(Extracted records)

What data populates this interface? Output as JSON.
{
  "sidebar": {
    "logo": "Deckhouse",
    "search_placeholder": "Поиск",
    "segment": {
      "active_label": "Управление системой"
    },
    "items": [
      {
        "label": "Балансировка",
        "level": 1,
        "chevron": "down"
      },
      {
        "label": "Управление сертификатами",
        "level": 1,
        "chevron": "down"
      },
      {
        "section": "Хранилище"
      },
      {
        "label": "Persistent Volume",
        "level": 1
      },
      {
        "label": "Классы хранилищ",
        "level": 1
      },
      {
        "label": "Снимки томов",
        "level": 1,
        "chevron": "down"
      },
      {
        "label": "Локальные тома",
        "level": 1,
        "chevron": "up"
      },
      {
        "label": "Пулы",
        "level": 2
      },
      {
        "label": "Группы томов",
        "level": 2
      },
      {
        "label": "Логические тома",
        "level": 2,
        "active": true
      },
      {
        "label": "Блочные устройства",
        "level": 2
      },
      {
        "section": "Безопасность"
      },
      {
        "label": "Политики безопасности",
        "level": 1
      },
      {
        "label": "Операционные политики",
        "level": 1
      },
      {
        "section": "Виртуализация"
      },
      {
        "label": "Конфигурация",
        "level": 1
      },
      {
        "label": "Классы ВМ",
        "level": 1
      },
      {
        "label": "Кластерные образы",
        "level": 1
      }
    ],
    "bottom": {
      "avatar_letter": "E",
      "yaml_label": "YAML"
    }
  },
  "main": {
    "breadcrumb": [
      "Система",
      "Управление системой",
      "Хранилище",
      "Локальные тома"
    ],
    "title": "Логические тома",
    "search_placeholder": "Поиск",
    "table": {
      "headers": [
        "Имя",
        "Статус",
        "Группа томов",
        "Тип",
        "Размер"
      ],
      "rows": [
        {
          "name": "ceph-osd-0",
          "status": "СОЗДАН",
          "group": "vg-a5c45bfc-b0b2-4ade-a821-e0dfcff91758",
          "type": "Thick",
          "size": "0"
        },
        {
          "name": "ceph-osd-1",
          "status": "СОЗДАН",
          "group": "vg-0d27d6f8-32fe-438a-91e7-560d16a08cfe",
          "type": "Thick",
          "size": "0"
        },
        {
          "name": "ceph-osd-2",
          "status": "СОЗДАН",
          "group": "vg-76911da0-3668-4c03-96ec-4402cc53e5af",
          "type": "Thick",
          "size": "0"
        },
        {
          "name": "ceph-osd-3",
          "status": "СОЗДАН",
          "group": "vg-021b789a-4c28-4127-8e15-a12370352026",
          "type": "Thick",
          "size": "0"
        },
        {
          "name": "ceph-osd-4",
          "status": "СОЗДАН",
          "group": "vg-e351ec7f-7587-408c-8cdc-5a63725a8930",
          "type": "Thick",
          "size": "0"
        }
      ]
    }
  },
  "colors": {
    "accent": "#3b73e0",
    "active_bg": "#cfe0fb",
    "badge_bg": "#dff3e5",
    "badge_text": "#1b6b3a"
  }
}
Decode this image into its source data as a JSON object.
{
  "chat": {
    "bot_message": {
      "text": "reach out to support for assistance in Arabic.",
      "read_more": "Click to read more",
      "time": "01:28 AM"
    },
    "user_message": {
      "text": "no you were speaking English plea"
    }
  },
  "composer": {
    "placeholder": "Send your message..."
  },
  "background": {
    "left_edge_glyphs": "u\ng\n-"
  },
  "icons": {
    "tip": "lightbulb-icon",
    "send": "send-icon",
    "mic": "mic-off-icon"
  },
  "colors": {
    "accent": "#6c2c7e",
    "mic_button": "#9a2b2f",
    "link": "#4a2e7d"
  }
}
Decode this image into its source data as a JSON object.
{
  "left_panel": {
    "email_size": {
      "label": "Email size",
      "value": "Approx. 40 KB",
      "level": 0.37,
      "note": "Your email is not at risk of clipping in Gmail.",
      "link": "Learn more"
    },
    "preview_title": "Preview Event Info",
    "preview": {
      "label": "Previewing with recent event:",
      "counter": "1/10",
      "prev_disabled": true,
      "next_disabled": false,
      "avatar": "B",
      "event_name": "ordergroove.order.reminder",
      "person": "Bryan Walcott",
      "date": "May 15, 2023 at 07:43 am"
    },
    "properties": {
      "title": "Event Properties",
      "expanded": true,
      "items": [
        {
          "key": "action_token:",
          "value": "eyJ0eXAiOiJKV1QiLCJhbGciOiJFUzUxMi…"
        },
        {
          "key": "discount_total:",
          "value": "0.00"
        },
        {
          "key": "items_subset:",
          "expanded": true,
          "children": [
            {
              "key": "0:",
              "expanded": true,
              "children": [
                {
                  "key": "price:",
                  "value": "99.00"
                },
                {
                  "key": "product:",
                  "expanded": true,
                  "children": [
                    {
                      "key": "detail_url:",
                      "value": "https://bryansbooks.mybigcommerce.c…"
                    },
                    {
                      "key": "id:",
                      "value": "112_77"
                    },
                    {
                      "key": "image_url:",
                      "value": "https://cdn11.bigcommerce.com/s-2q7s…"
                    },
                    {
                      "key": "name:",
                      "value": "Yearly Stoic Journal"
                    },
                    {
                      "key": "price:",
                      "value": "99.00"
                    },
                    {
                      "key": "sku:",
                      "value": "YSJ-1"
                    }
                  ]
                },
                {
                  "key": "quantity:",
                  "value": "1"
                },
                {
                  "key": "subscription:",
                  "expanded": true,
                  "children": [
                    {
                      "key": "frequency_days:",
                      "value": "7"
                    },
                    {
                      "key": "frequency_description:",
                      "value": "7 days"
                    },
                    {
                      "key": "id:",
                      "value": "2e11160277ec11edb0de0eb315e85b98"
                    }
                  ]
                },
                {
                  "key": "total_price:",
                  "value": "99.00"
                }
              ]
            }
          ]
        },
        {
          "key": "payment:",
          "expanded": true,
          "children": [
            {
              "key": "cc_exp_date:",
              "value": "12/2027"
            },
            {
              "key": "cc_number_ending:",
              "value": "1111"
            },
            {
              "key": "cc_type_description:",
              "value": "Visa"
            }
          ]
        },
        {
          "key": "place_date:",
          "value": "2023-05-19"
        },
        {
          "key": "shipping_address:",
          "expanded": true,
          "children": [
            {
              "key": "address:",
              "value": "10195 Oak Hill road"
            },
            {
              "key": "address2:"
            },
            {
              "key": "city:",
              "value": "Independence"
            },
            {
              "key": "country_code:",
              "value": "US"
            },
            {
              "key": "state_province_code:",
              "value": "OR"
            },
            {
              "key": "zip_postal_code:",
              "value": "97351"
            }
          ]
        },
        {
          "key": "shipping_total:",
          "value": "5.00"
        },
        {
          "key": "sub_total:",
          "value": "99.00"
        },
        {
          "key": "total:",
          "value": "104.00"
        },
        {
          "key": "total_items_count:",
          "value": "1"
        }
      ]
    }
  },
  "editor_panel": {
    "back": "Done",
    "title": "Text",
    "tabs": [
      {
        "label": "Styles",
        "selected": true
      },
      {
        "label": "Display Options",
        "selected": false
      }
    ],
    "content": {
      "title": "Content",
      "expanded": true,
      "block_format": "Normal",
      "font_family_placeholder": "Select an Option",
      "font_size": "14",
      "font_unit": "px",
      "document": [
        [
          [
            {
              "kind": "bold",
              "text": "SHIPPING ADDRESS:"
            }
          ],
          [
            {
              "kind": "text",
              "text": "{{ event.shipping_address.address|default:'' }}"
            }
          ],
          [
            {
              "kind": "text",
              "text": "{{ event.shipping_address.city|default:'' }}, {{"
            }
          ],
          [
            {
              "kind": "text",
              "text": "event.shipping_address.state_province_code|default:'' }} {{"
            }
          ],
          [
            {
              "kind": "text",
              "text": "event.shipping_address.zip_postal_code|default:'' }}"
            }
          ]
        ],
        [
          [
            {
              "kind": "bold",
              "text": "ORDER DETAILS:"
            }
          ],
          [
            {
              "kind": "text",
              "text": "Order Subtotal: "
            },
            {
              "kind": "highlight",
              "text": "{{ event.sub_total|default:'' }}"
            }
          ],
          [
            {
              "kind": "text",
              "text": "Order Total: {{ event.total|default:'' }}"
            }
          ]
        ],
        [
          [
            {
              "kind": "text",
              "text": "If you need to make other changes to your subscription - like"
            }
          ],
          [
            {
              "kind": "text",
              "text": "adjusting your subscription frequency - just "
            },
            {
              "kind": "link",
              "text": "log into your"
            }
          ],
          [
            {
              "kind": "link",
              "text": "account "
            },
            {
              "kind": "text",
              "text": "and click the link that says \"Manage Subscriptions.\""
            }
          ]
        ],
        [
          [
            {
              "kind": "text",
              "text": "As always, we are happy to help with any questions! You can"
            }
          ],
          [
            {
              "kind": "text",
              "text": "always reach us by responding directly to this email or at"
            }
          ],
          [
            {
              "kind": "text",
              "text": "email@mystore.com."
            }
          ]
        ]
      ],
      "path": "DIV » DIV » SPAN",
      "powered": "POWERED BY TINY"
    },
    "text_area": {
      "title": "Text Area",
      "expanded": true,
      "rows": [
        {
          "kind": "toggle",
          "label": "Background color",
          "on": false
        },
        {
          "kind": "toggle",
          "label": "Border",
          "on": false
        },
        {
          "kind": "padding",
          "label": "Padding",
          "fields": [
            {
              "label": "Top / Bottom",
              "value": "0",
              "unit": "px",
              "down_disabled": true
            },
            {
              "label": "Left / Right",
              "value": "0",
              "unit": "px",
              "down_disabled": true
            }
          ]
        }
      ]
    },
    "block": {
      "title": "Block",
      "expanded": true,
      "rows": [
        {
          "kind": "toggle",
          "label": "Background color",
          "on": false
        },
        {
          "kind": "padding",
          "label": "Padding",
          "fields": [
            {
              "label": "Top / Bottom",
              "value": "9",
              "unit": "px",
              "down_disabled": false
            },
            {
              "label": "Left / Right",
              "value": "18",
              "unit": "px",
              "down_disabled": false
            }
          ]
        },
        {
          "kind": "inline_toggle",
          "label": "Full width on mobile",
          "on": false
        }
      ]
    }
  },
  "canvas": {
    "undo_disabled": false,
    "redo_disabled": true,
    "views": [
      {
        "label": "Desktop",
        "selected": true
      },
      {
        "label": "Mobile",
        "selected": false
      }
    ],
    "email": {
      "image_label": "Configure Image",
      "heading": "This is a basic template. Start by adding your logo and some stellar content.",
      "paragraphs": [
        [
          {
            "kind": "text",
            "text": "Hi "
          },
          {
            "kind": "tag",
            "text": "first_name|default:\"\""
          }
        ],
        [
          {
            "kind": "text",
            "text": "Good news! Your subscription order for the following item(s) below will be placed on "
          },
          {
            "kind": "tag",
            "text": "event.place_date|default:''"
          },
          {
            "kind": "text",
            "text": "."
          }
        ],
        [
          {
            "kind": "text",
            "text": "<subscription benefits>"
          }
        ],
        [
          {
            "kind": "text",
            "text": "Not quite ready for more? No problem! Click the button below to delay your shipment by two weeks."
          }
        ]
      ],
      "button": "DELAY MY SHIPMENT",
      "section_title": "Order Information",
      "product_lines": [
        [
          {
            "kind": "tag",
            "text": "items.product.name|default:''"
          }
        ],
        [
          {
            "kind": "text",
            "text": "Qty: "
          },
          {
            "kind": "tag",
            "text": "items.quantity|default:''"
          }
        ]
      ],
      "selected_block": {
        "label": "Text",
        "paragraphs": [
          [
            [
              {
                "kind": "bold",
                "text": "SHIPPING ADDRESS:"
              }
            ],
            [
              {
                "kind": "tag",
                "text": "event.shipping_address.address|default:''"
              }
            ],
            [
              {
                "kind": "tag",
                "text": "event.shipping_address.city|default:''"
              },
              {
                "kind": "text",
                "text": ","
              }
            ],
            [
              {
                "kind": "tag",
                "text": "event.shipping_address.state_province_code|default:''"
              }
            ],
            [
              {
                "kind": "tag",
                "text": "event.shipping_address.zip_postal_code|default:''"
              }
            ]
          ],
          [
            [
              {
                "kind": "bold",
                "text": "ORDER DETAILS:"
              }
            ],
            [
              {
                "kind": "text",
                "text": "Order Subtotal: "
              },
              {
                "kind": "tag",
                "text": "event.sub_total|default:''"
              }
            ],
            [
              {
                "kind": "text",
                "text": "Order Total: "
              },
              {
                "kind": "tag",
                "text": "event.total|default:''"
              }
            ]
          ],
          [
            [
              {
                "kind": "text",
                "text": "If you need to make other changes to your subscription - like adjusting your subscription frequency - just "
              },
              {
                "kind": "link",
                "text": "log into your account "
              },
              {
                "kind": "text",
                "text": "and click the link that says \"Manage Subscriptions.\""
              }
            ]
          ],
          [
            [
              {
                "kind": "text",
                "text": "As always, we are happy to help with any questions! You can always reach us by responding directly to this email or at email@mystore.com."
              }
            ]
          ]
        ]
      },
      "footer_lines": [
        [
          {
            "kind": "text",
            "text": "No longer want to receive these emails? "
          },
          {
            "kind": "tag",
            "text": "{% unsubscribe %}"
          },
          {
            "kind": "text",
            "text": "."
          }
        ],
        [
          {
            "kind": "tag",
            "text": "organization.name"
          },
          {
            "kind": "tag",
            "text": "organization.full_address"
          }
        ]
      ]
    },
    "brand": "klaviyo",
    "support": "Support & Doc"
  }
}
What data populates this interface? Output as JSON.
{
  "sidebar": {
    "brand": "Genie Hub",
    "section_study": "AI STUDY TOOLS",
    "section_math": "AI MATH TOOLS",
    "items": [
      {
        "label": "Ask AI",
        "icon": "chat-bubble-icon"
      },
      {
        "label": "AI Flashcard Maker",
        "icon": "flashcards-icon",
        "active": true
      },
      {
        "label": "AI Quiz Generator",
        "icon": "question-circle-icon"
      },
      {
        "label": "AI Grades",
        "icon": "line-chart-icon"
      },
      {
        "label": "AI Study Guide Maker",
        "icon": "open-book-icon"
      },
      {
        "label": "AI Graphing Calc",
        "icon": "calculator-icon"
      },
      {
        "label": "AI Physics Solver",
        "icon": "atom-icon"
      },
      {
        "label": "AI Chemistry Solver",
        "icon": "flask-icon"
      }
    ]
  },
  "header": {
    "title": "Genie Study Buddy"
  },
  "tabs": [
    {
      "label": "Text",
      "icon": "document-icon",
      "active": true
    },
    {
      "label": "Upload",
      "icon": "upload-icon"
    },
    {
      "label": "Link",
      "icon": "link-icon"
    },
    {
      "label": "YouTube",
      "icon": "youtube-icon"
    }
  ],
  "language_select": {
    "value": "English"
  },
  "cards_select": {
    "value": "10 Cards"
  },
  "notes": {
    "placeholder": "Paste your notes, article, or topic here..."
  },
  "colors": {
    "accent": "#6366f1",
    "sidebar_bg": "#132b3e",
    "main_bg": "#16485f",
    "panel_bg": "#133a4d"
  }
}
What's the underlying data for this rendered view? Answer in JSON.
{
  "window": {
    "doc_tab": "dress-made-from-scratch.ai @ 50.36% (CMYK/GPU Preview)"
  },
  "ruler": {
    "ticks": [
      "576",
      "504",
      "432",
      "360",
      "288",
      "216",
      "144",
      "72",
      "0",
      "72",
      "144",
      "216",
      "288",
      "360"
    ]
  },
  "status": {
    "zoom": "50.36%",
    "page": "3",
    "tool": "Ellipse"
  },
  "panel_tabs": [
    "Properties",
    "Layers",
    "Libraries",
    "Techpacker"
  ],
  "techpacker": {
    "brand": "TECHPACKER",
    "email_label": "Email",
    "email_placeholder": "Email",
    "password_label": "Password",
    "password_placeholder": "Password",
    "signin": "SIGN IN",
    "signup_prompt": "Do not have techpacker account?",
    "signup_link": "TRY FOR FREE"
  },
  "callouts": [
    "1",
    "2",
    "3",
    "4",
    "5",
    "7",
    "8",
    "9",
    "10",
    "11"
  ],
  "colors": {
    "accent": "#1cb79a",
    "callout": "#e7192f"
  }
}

(Work to be completed): Using the records given above, list every line that includes the word "Subscriptions".

(Task answer):
              "text": "and click the link that says \"Manage Subscriptions.\""
                "text": "and click the link that says \"Manage Subscriptions.\""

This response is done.